> **Exercise**: All lines featuring the string "this" are to be listed.

--

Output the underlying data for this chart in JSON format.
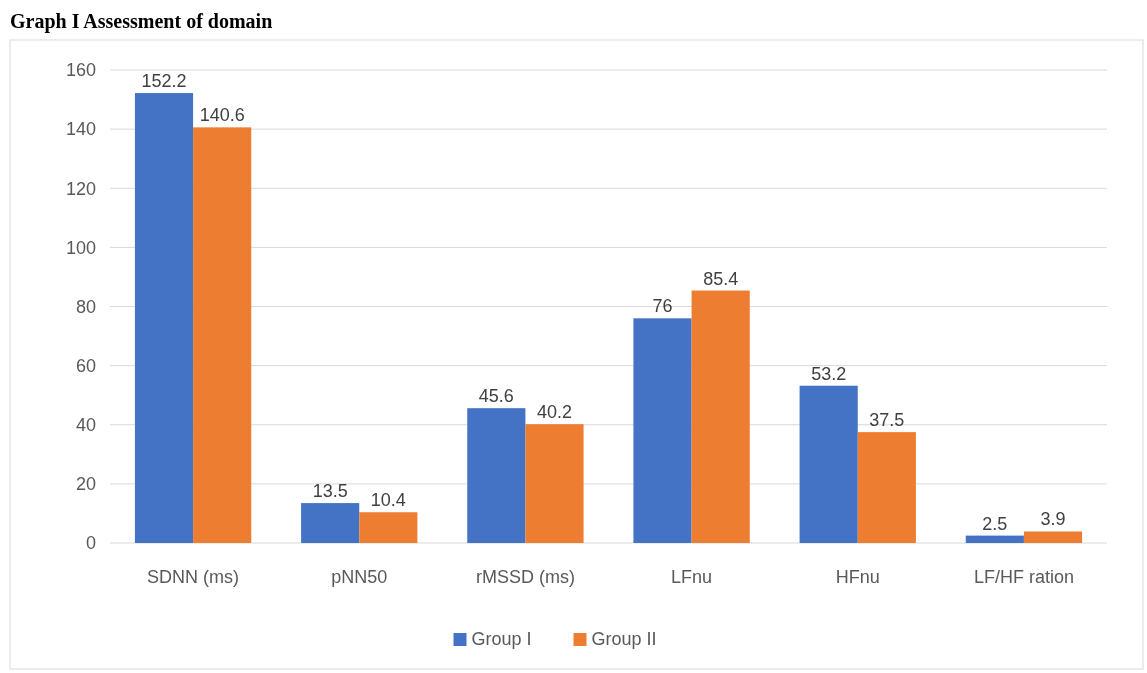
{
  "chart_data": {
    "type": "bar",
    "title": "Graph I Assessment of domain",
    "categories": [
      "SDNN (ms)",
      "pNN50",
      "rMSSD (ms)",
      "LFnu",
      "HFnu",
      "LF/HF ration"
    ],
    "series": [
      {
        "name": "Group I",
        "color": "#4472c4",
        "values": [
          152.2,
          13.5,
          45.6,
          76,
          53.2,
          2.5
        ]
      },
      {
        "name": "Group II",
        "color": "#ed7d31",
        "values": [
          140.6,
          10.4,
          40.2,
          85.4,
          37.5,
          3.9
        ]
      }
    ],
    "ylim": [
      0,
      160
    ],
    "yticks": [
      0,
      20,
      40,
      60,
      80,
      100,
      120,
      140,
      160
    ],
    "grid": "y",
    "legend": "bottom",
    "data_labels": true
  }
}
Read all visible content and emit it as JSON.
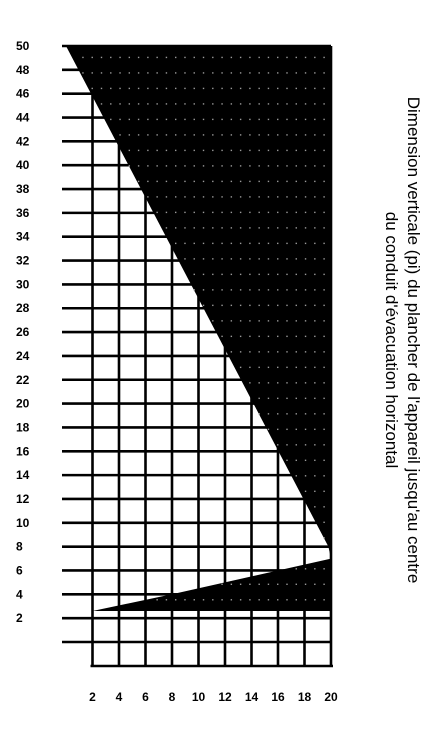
{
  "chart_data": {
    "type": "area",
    "title": "",
    "xlabel": "",
    "ylabel_lines": [
      "Dimension verticale  (pi) du plancher de l'appareil jusqu'au centre",
      "du conduit d'évacuation horizontal"
    ],
    "xlim": [
      0,
      20
    ],
    "ylim": [
      0,
      50
    ],
    "x_ticks": [
      2,
      4,
      6,
      8,
      10,
      12,
      14,
      16,
      18,
      20
    ],
    "y_ticks": [
      2,
      4,
      6,
      8,
      10,
      12,
      14,
      16,
      18,
      20,
      22,
      24,
      26,
      28,
      30,
      32,
      34,
      36,
      38,
      40,
      42,
      44,
      46,
      48,
      50
    ],
    "grid": true,
    "regions": [
      {
        "fill": "black",
        "boundary": [
          {
            "x": 0,
            "y": 50
          },
          {
            "x": 20,
            "y": 50
          },
          {
            "x": 20,
            "y": 7
          },
          {
            "x": 19.8,
            "y": 8
          }
        ]
      },
      {
        "fill": "black",
        "boundary": [
          {
            "x": 2,
            "y": 2.6
          },
          {
            "x": 20,
            "y": 2.6
          },
          {
            "x": 20,
            "y": 7
          },
          {
            "x": 8,
            "y": 4
          },
          {
            "x": 2,
            "y": 2.6
          }
        ]
      }
    ]
  }
}
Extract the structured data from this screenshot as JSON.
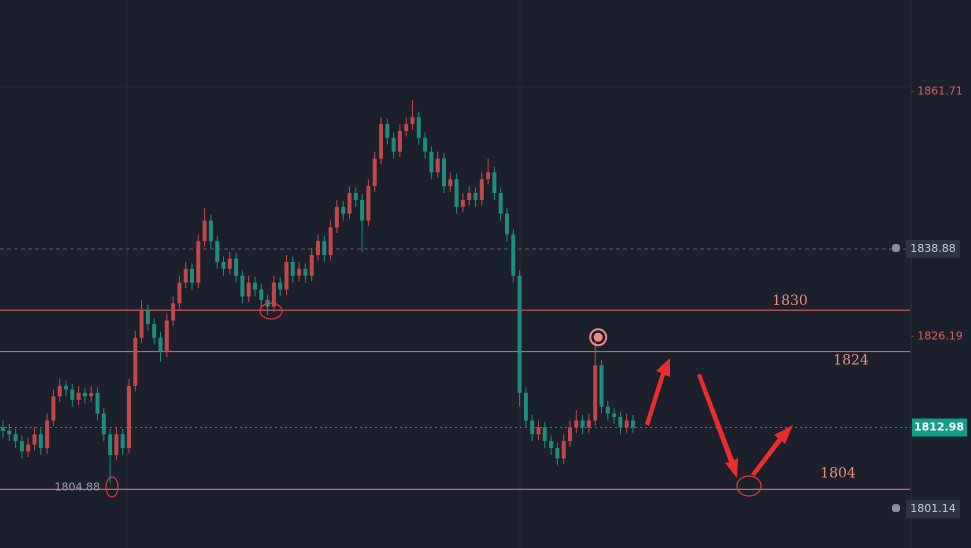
{
  "chart_data": {
    "type": "candlestick",
    "ylim": [
      1795.5,
      1875
    ],
    "yticks": [
      1861.71,
      1826.19
    ],
    "alerts": [
      1838.88,
      1801.14
    ],
    "current_price": 1812.98,
    "levels": [
      1830,
      1824,
      1804
    ],
    "low_marker": 1804.88,
    "up_color": "#c0474c",
    "down_color": "#1e8c7e",
    "level_color": "#d9605f",
    "candles": [
      [
        1813,
        1814,
        1811.5,
        1812.5
      ],
      [
        1812.5,
        1813.5,
        1811,
        1812
      ],
      [
        1812,
        1812.8,
        1810,
        1811
      ],
      [
        1811,
        1811.8,
        1808.5,
        1809.5
      ],
      [
        1809.5,
        1811.5,
        1808.7,
        1810.5
      ],
      [
        1810.5,
        1813,
        1809.7,
        1812
      ],
      [
        1812,
        1812.8,
        1809,
        1810
      ],
      [
        1810,
        1815,
        1809.2,
        1814
      ],
      [
        1814,
        1818.5,
        1813.2,
        1817.5
      ],
      [
        1817.5,
        1820,
        1816.7,
        1819
      ],
      [
        1819,
        1819.8,
        1817.5,
        1818.5
      ],
      [
        1818.5,
        1819.3,
        1816,
        1817
      ],
      [
        1817,
        1819,
        1816.2,
        1818
      ],
      [
        1818,
        1818.8,
        1816.5,
        1817.5
      ],
      [
        1817.5,
        1819,
        1816.7,
        1818
      ],
      [
        1818,
        1818.8,
        1814,
        1815
      ],
      [
        1815,
        1815.8,
        1811,
        1812
      ],
      [
        1812,
        1812.8,
        1804.9,
        1809
      ],
      [
        1809,
        1813,
        1808.2,
        1812
      ],
      [
        1812,
        1812.8,
        1809,
        1810
      ],
      [
        1810,
        1820,
        1809.2,
        1819
      ],
      [
        1819,
        1827,
        1818.2,
        1826
      ],
      [
        1826,
        1831.5,
        1825.2,
        1830
      ],
      [
        1830,
        1830.8,
        1827,
        1828
      ],
      [
        1828,
        1828.8,
        1825,
        1826
      ],
      [
        1826,
        1826.8,
        1822.5,
        1824
      ],
      [
        1824,
        1829.5,
        1823.2,
        1828.5
      ],
      [
        1828.5,
        1832,
        1827.7,
        1831
      ],
      [
        1831,
        1835,
        1830.2,
        1834
      ],
      [
        1834,
        1837,
        1833.2,
        1836
      ],
      [
        1836,
        1836.8,
        1833,
        1834
      ],
      [
        1834,
        1841,
        1833.2,
        1840
      ],
      [
        1840,
        1844.8,
        1839.2,
        1843
      ],
      [
        1843,
        1843.8,
        1839,
        1840
      ],
      [
        1840,
        1840.8,
        1836,
        1837
      ],
      [
        1837,
        1837.8,
        1835,
        1836
      ],
      [
        1836,
        1838.5,
        1835.2,
        1837.5
      ],
      [
        1837.5,
        1838.3,
        1834,
        1835
      ],
      [
        1835,
        1835.8,
        1831,
        1832
      ],
      [
        1832,
        1835,
        1831.2,
        1834
      ],
      [
        1834,
        1834.8,
        1832,
        1833
      ],
      [
        1833,
        1833.8,
        1830.5,
        1831.5
      ],
      [
        1831.5,
        1832.3,
        1829.3,
        1830.5
      ],
      [
        1830.5,
        1835,
        1829.7,
        1834
      ],
      [
        1834,
        1834.8,
        1832,
        1833
      ],
      [
        1833,
        1838,
        1832.2,
        1837
      ],
      [
        1837,
        1837.8,
        1834,
        1835
      ],
      [
        1835,
        1837,
        1834.2,
        1836
      ],
      [
        1836,
        1836.8,
        1834,
        1835
      ],
      [
        1835,
        1839,
        1834.2,
        1838
      ],
      [
        1838,
        1841,
        1837.2,
        1840
      ],
      [
        1840,
        1840.8,
        1837,
        1838
      ],
      [
        1838,
        1843,
        1837.2,
        1842
      ],
      [
        1842,
        1846,
        1841.2,
        1845
      ],
      [
        1845,
        1845.8,
        1843,
        1844
      ],
      [
        1844,
        1848,
        1843.2,
        1847
      ],
      [
        1847,
        1847.8,
        1845,
        1846
      ],
      [
        1846,
        1846.8,
        1838.5,
        1843
      ],
      [
        1843,
        1849,
        1842.2,
        1848
      ],
      [
        1848,
        1853,
        1847.2,
        1852
      ],
      [
        1852,
        1858,
        1851.2,
        1857
      ],
      [
        1857,
        1857.8,
        1854,
        1855
      ],
      [
        1855,
        1855.8,
        1852,
        1853
      ],
      [
        1853,
        1857,
        1852.2,
        1856
      ],
      [
        1856,
        1858,
        1855.2,
        1857
      ],
      [
        1857,
        1860.5,
        1856.2,
        1858
      ],
      [
        1858,
        1858.8,
        1854,
        1855
      ],
      [
        1855,
        1855.8,
        1852,
        1853
      ],
      [
        1853,
        1853.8,
        1849,
        1850
      ],
      [
        1850,
        1853,
        1849.2,
        1852
      ],
      [
        1852,
        1852.8,
        1847,
        1848
      ],
      [
        1848,
        1850,
        1847.2,
        1849
      ],
      [
        1849,
        1849.8,
        1844,
        1845
      ],
      [
        1845,
        1847,
        1844.2,
        1846
      ],
      [
        1846,
        1848,
        1845.2,
        1847
      ],
      [
        1847,
        1847.8,
        1845,
        1846
      ],
      [
        1846,
        1850,
        1845.2,
        1849
      ],
      [
        1849,
        1852,
        1848.2,
        1850
      ],
      [
        1850,
        1850.8,
        1846,
        1847
      ],
      [
        1847,
        1847.8,
        1843,
        1844
      ],
      [
        1844,
        1844.8,
        1840,
        1841
      ],
      [
        1841,
        1841.8,
        1834,
        1835
      ],
      [
        1835,
        1835.8,
        1816,
        1818
      ],
      [
        1818,
        1818.8,
        1813,
        1814
      ],
      [
        1814,
        1814.8,
        1811,
        1812
      ],
      [
        1812,
        1814,
        1811.2,
        1813
      ],
      [
        1813,
        1813.8,
        1810,
        1811
      ],
      [
        1811,
        1811.8,
        1809,
        1810
      ],
      [
        1810,
        1810.8,
        1807.5,
        1808.5
      ],
      [
        1808.5,
        1812,
        1807.7,
        1811
      ],
      [
        1811,
        1814,
        1810.2,
        1813
      ],
      [
        1813,
        1815.5,
        1812.2,
        1814
      ],
      [
        1814,
        1814.8,
        1812,
        1813
      ],
      [
        1813,
        1815,
        1812.2,
        1814
      ],
      [
        1814,
        1825.5,
        1813.2,
        1822
      ],
      [
        1822,
        1822.8,
        1815,
        1816
      ],
      [
        1816,
        1816.8,
        1814,
        1815
      ],
      [
        1815,
        1815.8,
        1813.5,
        1814.5
      ],
      [
        1814.5,
        1815.3,
        1812,
        1813
      ],
      [
        1813,
        1815,
        1812.2,
        1814
      ],
      [
        1814,
        1814.8,
        1812.2,
        1812.98
      ]
    ]
  }
}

--

> **Output of the exercise**:
Output the underlying data for this chart in JSON format.
Extract the structured data from this screenshot as JSON.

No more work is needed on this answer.